*TASK GOAL*. From the listing below, copy every line with the word "为了五美元的礼物".
-- Begin ROWS --
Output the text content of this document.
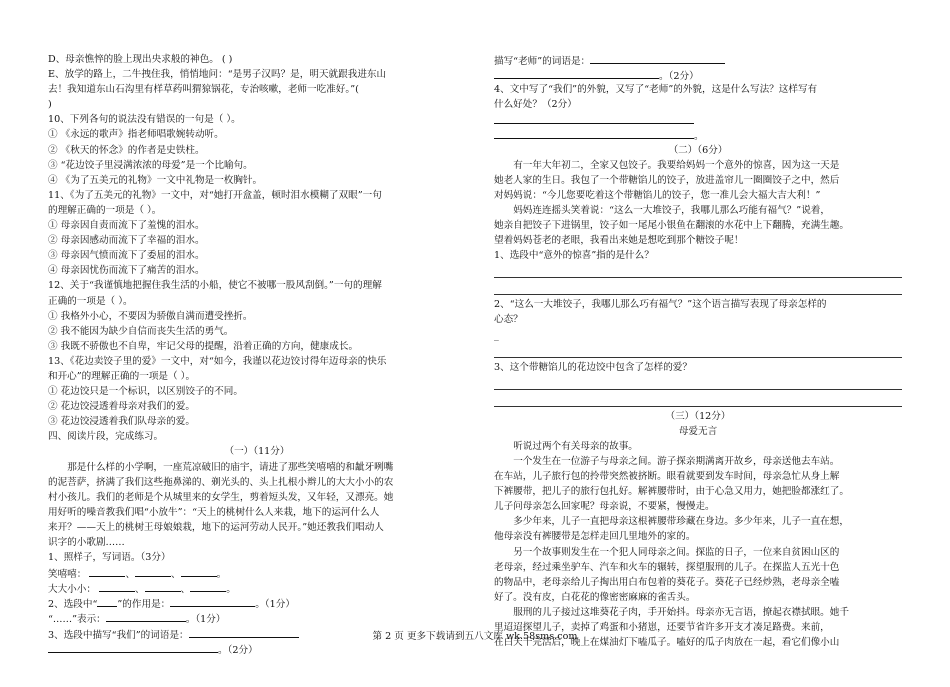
D、母亲憔悴的脸上现出央求般的神色。 ( )
E、放学的路上，二牛拽住我，悄悄地问：“是男子汉吗？是，明天就跟我进东山
去！我知道东山石沟里有样草药叫猬猄锅花，专治咳嗽，老师一吃准好。”(
)
10、下列各句的说法没有错误的一句是（ ）。
① 《永远的歌声》指老师唱歌婉转动听。
② 《秋天的怀念》的作者是史铁柱。
③ “花边饺子里浸满浓浓的母爱”是一个比喻句。
④ 《为了五美元的礼物》一文中礼物是一枚胸针。
11、《为了五美元的礼物》一文中，对“她打开盒盖，顿时泪水模糊了双眼”一句
的理解正确的一项是（ ）。
① 母亲因自责而流下了羞愧的泪水。
② 母亲因感动而流下了幸福的泪水。
③ 母亲因气愤而流下了委屈的泪水。
④ 母亲因忧伤而流下了痛苦的泪水。
12、关于“我谨慎地把握住我生活的小船，使它不被哪一股风刮倒。”一句的理解
正确的一项是（ ）。
① 我格外小心，不要因为骄傲自满而遭受挫折。
② 我不能因为缺少自信而丧失生活的勇气。
③ 我既不骄傲也不自卑，牢记父母的提醒，沿着正确的方向，健康成长。
13、《花边卖饺子里的爱》一文中，对“如今，我谨以花边饺讨得年迈母亲的快乐
和开心”的理解正确的一项是（ ）。
① 花边饺只是一个标识，以区别饺子的不同。
② 花边饺浸透着母亲对我们的爱。
③ 花边饺浸透着我们队母亲的爱。
四、阅读片段，完成练习。
（一）（11分）
那是什么样的小学啊，一座荒凉破旧的庙宇，请进了那些笑嘻嘻的和龇牙咧嘴
的泥菩萨，挤满了我们这些拖鼻涕的、剃光头的、头上扎根小辫儿的大大小小的农
村小孩儿。我们的老师是个从城里来的女学生，剪着短头发，又年轻，又漂亮。她
用好听的噪音教我们唱“小放牛”：“天上的桃树什么人来栽，地下的运河什么人
来开？——天上的桃树王母娘娘栽，地下的运河劳动人民开。”她还教我们唱动人
识字的小歌剧……
1、照样子，写词语。（3分）
笑嘻嘻：	、	、	。
大大小小：	、	、	。
2、选段中“ ”的作用是：	。（1分）
“……”表示：	。（1分）
3、选段中描写“我们”的词语是：
。（2分）
描写“老师”的词语是：
。（2分）
4、文中写了“我们”的外貌，又写了“老师”的外貌，这是什么写法？这样写有
什么好处？（2分）
。
（二）（6分）
有一年大年初二，全家又包饺子。我要给妈妈一个意外的惊喜，因为这一天是
她老人家的生日。我包了一个带糖馅儿的饺子，放进盖帘儿一圈圈饺子之中，然后
对妈妈说：“今儿您要吃着这个带糖馅儿的饺子，您一准儿会大福大吉大利！”
妈妈连连摇头笑着说：“这么一大堆饺子，我哪儿那么巧能有福气？”说着，
她亲自把饺子下进锅里，饺子如一尾尾小银鱼在翻滚的水花中上下翻腾，充满生趣。
望着妈妈苍老的老眼，我看出来她是想吃到那个糖饺子呢！
1、选段中“意外的惊喜”指的是什么？
2、“这么一大堆饺子，我哪儿那么巧有福气？”这个语言描写表现了母亲怎样的
心态？
_
3、这个带糖馅儿的花边饺中包含了怎样的爱？
（三）（12分）
母爱无言
听说过两个有关母亲的故事。
一个发生在一位游子与母亲之间。游子探亲期满离开故乡，母亲送他去车站。
在车站，儿子旅行包的拎带突然被挤断。眼看就要到发车时间，母亲急忙从身上解
下裤腰带，把儿子的旅行包扎好。解裤腰带时，由于心急又用力，她把脸都涨红了。
儿子问母亲怎么回家呢？母亲说，不要紧，慢慢走。
多少年来，儿子一直把母亲这根裤腰带珍藏在身边。多少年来，儿子一直在想，
他母亲没有裤腰带是怎样走回几里地外的家的。
另一个故事则发生在一个犯人同母亲之间。探监的日子，一位来自贫困山区的
老母亲，经过乘坐驴车、汽车和火车的辗转，探望服刑的儿子。在探监人五光十色
的物品中，老母亲给儿子掏出用白布包着的葵花子。葵花子已经炒熟，老母亲全嗑
好了。没有皮，白花花的像密密麻麻的雀舌头。
服刑的儿子接过这堆葵花子肉，手开始抖。母亲亦无言语，撩起衣襟拭眼。她千
里迢迢探望儿子，卖掉了鸡蛋和小猪崽，还要节省许多开支才凑足路费。来前，
在白天干完活后，晚上在煤油灯下嗑瓜子。嗑好的瓜子肉放在一起，看它们像小山
第 2 页 更多下载请到五八文库 wk.58sms.com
-- End ROWS --
*WRITTEN RESPONSE*.
④ 《为了五美元的礼物》一文中礼物是一枚胸针。
11、《为了五美元的礼物》一文中，对“她打开盒盖，顿时泪水模糊了双眼”一句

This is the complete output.